→ **Problem**
Copy every line that contains the string "贷款市场报价利率" from the entries below.

[Figure collection entries]
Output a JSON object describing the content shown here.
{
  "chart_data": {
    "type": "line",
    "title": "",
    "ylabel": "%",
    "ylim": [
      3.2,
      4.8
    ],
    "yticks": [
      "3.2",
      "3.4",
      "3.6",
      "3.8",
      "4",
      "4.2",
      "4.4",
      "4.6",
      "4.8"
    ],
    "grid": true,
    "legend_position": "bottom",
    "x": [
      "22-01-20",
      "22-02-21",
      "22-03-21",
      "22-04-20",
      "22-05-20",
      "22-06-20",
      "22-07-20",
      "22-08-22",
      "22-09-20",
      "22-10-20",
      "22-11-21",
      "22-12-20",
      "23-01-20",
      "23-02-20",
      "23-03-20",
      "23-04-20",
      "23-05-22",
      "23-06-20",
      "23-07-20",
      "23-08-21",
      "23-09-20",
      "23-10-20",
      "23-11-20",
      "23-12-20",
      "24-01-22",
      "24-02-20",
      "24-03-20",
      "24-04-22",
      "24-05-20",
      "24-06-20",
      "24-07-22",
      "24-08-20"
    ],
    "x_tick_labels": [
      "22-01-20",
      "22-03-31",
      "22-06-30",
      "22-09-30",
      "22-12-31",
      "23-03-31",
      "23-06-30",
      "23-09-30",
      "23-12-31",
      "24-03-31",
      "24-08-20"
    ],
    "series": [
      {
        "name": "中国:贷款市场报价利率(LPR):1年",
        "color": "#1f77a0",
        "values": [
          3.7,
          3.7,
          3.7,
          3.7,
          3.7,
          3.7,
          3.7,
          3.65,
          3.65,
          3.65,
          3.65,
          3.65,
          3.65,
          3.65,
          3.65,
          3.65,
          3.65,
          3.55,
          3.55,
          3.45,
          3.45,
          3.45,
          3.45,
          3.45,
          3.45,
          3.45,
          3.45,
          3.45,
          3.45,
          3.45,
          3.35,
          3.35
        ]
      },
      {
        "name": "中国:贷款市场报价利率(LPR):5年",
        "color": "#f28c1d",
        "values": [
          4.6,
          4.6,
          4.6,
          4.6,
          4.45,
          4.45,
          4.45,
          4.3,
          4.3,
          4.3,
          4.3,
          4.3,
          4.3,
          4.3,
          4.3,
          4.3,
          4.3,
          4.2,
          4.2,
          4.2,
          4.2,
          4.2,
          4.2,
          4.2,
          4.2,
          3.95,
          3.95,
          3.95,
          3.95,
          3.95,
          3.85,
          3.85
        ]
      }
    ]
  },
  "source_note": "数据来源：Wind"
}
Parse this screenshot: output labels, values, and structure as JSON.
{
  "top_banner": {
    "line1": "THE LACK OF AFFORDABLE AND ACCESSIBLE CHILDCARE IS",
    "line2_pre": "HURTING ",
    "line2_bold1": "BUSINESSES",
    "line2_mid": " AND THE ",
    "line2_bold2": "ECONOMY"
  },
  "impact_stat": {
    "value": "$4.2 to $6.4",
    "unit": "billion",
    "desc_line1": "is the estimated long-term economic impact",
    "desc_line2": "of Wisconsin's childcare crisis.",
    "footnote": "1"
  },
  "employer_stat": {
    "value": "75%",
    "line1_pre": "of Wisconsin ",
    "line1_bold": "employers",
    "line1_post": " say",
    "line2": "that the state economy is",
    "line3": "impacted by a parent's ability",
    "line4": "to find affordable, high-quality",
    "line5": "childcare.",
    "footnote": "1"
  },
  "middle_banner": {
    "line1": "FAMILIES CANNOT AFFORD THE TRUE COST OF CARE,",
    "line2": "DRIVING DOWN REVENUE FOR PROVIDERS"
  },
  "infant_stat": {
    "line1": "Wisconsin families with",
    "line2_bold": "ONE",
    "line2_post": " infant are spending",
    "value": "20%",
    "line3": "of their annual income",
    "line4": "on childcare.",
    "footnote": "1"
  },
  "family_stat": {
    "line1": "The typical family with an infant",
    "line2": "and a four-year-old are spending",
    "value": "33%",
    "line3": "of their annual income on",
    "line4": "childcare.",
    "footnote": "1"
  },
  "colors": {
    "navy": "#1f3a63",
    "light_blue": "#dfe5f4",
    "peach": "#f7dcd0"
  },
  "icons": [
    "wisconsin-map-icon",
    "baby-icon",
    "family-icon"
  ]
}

→ **Reply**
        "name": "中国:贷款市场报价利率(LPR):1年",
        "name": "中国:贷款市场报价利率(LPR):5年",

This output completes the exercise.